>> BEGIN ENTRIES SHOWN
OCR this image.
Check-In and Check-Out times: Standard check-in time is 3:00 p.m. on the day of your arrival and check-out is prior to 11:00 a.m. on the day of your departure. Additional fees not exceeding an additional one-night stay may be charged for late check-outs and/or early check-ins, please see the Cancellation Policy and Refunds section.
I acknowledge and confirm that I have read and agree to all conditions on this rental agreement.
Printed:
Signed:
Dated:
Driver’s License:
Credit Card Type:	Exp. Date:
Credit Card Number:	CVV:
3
>> END ENTRIES SHOWN
Set down the listing above in full, please, exactly as it appears.

OCR this image.
Check-In and Check-Out times: Standard check-in time is 3:00 p.m. on the day of your arrival and check-out is prior to 11:00 a.m. on the day of your departure. Additional fees not exceeding an additional one-night stay may be charged for late check-outs and/or early check-ins, please see the Cancellation Policy and Refunds section.
I acknowledge and confirm that I have read and agree to all conditions on this rental agreement.
Printed:
Signed:
Dated:
Driver’s License:
Credit Card Type:	Exp. Date:
Credit Card Number:	CVV:
3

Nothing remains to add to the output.